◆ What the task asks:
Gather every line of the rows that contains the string "axis", treating uppercase and lowercase letters as different.

Image layout annotations:
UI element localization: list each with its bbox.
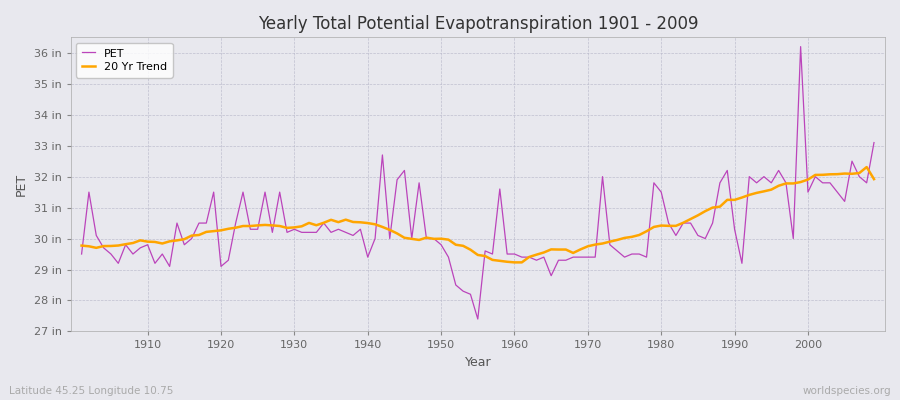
- Line: PET: PET: [82, 47, 874, 319]
- 20 Yr Trend: [340, 217, 351, 222]
- Y-axis label: PET: PET: [15, 173, 28, 196]
- PET: [517, 255, 527, 260]
- Title: Yearly Total Potential Evapotranspiration 1901 - 2009: Yearly Total Potential Evapotranspiratio…: [257, 15, 698, 33]
- 20 Yr Trend: [509, 260, 520, 265]
- PET: [296, 230, 307, 235]
- 20 Yr Trend: [861, 165, 872, 170]
- 20 Yr Trend: [605, 239, 616, 244]
- 20 Yr Trend: [296, 224, 307, 229]
- 20 Yr Trend: [501, 259, 512, 264]
- PET: [76, 252, 87, 256]
- Legend: PET, 20 Yr Trend: PET, 20 Yr Trend: [76, 43, 173, 78]
- Text: Latitude 45.25 Longitude 10.75: Latitude 45.25 Longitude 10.75: [9, 386, 174, 396]
- PET: [472, 317, 483, 322]
- PET: [509, 252, 520, 256]
- PET: [796, 44, 806, 49]
- X-axis label: Year: Year: [464, 356, 491, 369]
- PET: [868, 140, 879, 145]
- PET: [605, 242, 616, 247]
- Text: worldspecies.org: worldspecies.org: [803, 386, 891, 396]
- 20 Yr Trend: [76, 243, 87, 248]
- 20 Yr Trend: [517, 260, 527, 265]
- PET: [340, 230, 351, 235]
- 20 Yr Trend: [868, 177, 879, 182]
- 20 Yr Trend: [135, 238, 146, 243]
- PET: [135, 246, 146, 250]
- Line: 20 Yr Trend: 20 Yr Trend: [82, 167, 874, 262]
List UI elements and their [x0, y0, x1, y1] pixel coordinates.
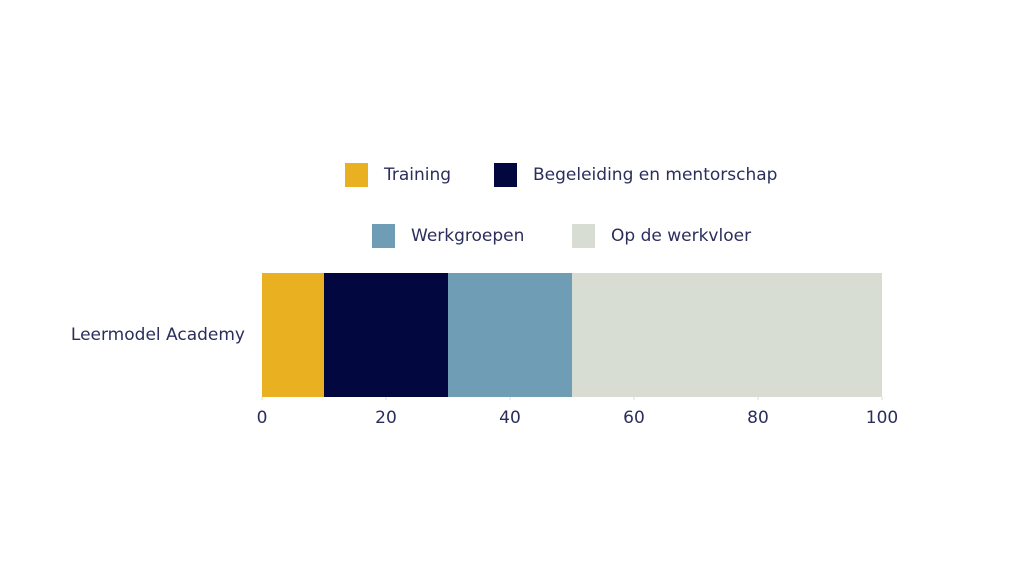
bar-segment	[572, 273, 882, 397]
legend-label: Begeleiding en mentorschap	[533, 165, 777, 185]
x-tick-label: 0	[257, 408, 268, 428]
x-tick-label: 40	[499, 408, 521, 428]
bar-segment	[448, 273, 572, 397]
legend-swatch	[372, 224, 395, 248]
x-tick-label: 100	[866, 408, 898, 428]
y-tick-label: Leermodel Academy	[71, 325, 245, 345]
legend-swatch	[494, 163, 517, 187]
legend-label: Op de werkvloer	[611, 226, 751, 246]
bar-segment	[324, 273, 448, 397]
legend-label: Training	[383, 165, 451, 185]
x-tick-label: 80	[747, 408, 769, 428]
legend-label: Werkgroepen	[411, 226, 524, 246]
x-tick-label: 60	[623, 408, 645, 428]
legend-swatch	[345, 163, 368, 187]
bar-segment	[262, 273, 324, 397]
x-tick-label: 20	[375, 408, 397, 428]
legend-swatch	[572, 224, 595, 248]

◆ Reply:
- Y-axis label: PET: PET: [15, 173, 28, 196]
- X-axis label: Year: Year: [464, 356, 491, 369]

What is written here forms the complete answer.